__PROBLEM TO WORK ON__
Using the listing below, please gather every line containing the word "במילוי".
***
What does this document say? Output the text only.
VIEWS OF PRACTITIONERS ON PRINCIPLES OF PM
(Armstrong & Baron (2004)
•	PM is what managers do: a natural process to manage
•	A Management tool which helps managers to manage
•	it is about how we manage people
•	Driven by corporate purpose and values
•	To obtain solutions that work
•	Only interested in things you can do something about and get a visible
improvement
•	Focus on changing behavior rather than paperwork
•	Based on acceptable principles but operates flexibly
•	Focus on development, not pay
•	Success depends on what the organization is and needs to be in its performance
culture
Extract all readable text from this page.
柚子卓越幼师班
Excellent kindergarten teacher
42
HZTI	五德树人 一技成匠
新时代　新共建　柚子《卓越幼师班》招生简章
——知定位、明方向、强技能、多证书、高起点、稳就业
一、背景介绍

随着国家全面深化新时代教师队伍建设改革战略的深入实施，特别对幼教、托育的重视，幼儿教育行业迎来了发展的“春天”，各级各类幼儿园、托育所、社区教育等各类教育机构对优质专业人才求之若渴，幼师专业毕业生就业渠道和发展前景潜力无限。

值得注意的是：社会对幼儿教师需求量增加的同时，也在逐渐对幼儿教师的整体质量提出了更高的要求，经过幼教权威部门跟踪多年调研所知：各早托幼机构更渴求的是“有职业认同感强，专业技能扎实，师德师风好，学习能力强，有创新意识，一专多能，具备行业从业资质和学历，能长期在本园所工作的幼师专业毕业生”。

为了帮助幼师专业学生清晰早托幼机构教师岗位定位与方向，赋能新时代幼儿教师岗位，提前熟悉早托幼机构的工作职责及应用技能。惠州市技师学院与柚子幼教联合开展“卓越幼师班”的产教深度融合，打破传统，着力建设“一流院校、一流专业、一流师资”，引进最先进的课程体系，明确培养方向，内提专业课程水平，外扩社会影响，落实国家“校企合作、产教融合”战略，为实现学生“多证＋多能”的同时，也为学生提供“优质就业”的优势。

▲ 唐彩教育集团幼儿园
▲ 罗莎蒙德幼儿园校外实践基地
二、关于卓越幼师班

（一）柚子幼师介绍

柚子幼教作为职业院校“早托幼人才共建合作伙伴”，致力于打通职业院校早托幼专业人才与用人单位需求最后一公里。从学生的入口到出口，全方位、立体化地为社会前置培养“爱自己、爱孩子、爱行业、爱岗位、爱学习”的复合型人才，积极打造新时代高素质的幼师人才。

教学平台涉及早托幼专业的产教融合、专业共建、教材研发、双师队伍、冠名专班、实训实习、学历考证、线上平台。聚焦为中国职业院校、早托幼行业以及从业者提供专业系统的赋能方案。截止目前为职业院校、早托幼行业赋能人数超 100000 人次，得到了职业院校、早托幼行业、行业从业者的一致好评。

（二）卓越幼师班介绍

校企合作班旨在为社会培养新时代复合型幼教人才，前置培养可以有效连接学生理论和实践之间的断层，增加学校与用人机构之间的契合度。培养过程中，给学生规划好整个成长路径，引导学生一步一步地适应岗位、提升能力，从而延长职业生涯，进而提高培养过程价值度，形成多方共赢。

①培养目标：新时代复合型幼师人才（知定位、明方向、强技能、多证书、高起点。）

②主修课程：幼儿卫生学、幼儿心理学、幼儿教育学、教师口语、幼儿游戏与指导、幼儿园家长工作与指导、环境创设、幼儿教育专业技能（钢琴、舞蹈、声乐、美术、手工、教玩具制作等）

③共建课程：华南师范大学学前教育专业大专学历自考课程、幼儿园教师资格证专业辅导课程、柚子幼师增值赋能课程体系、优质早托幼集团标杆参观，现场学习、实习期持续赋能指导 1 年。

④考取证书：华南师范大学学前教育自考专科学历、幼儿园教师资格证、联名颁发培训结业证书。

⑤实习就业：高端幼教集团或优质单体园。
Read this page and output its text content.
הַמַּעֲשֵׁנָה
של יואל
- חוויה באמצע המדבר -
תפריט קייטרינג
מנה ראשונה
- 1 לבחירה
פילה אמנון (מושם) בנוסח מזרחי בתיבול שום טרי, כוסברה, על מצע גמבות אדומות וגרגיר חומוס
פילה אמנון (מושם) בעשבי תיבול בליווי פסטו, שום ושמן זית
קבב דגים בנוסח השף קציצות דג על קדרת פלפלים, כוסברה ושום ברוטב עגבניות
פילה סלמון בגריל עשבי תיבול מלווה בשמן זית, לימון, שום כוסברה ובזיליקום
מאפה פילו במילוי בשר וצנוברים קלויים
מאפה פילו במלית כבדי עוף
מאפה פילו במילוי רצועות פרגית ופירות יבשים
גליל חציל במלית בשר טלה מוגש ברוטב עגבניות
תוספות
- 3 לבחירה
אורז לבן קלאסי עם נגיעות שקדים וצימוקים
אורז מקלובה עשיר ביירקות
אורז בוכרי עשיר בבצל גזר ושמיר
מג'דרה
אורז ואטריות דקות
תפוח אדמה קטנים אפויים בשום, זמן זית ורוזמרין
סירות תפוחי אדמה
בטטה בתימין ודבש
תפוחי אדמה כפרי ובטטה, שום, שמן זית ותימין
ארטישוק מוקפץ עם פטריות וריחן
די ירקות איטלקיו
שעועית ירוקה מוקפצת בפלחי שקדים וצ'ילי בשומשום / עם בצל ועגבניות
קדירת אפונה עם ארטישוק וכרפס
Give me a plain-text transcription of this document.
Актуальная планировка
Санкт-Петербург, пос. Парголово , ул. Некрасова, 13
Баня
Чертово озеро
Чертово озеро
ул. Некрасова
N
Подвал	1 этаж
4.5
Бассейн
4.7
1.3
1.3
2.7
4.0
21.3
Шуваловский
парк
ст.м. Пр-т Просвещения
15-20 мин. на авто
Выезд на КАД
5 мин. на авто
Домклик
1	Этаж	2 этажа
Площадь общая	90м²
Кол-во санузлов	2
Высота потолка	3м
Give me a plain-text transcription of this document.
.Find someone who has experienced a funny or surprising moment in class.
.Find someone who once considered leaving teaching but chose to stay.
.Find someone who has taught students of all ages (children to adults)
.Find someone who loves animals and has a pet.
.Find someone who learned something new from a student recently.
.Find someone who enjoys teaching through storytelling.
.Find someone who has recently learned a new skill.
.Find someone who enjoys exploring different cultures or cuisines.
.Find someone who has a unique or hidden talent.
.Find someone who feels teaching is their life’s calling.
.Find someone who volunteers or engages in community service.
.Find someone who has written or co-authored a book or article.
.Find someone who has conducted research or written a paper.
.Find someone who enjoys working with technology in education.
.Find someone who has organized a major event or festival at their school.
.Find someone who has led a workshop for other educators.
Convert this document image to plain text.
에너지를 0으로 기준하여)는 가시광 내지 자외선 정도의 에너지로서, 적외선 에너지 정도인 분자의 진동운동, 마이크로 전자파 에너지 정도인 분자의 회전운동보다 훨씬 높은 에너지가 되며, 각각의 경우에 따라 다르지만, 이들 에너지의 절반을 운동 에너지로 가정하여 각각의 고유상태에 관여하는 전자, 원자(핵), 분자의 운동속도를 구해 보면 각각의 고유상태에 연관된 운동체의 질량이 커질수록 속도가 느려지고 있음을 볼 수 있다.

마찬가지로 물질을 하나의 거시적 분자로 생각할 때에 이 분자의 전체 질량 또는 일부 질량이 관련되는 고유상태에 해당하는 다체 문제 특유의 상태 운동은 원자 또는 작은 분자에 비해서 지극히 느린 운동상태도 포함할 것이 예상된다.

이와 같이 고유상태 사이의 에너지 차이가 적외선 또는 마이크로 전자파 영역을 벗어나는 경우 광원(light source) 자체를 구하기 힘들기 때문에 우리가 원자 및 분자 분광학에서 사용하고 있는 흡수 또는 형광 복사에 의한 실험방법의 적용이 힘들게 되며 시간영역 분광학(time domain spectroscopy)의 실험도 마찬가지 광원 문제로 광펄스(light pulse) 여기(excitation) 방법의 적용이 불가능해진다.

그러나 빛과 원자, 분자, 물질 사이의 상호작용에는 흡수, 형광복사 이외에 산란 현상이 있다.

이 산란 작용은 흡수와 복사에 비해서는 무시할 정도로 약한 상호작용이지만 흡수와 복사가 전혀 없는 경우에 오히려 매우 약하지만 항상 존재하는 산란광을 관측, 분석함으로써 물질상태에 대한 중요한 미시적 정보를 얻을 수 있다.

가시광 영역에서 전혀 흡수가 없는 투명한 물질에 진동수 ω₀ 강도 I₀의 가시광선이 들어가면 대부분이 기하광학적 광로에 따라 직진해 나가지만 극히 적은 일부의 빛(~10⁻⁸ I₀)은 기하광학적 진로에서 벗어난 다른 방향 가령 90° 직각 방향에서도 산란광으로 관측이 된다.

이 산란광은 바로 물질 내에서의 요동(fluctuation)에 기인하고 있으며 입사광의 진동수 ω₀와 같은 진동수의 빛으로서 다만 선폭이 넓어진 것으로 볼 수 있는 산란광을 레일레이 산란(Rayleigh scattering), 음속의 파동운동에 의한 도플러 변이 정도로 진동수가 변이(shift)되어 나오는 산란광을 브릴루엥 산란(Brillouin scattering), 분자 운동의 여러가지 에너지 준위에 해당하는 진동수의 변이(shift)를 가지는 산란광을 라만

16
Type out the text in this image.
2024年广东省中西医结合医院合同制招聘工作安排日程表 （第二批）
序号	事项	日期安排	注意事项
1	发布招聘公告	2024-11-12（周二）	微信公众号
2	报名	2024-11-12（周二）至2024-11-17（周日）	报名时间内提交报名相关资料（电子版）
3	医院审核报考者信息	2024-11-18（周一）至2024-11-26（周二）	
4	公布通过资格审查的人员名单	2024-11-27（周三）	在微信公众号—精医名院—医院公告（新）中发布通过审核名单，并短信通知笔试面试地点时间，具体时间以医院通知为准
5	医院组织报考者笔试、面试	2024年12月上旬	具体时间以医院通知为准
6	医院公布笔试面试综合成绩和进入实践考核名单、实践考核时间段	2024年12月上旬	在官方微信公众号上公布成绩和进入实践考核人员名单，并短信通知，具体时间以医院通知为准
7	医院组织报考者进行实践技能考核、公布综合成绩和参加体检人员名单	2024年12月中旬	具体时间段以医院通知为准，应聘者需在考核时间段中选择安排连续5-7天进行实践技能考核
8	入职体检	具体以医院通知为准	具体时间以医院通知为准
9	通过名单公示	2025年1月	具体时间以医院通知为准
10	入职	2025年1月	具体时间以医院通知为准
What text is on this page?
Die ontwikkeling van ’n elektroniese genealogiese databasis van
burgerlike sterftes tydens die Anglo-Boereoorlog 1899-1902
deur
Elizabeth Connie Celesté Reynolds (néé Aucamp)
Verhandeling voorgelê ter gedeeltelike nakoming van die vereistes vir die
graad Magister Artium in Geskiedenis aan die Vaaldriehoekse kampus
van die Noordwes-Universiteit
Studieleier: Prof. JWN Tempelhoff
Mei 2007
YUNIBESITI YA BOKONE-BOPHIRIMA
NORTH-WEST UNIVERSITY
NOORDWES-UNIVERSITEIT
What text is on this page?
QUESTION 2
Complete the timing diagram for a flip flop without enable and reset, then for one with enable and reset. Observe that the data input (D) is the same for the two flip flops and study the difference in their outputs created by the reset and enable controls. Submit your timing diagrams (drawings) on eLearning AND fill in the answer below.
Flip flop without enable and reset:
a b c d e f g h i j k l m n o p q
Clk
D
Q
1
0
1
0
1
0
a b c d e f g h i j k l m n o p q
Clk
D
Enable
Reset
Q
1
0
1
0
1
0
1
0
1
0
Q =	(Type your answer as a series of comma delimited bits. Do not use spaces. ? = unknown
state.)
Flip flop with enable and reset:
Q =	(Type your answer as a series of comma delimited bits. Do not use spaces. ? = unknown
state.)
***
__WORKED SOLUTION__
מאפה פילו במילוי בשר וצנוברים קלויים
מאפה פילו במילוי רצועות פרגית ופירות יבשים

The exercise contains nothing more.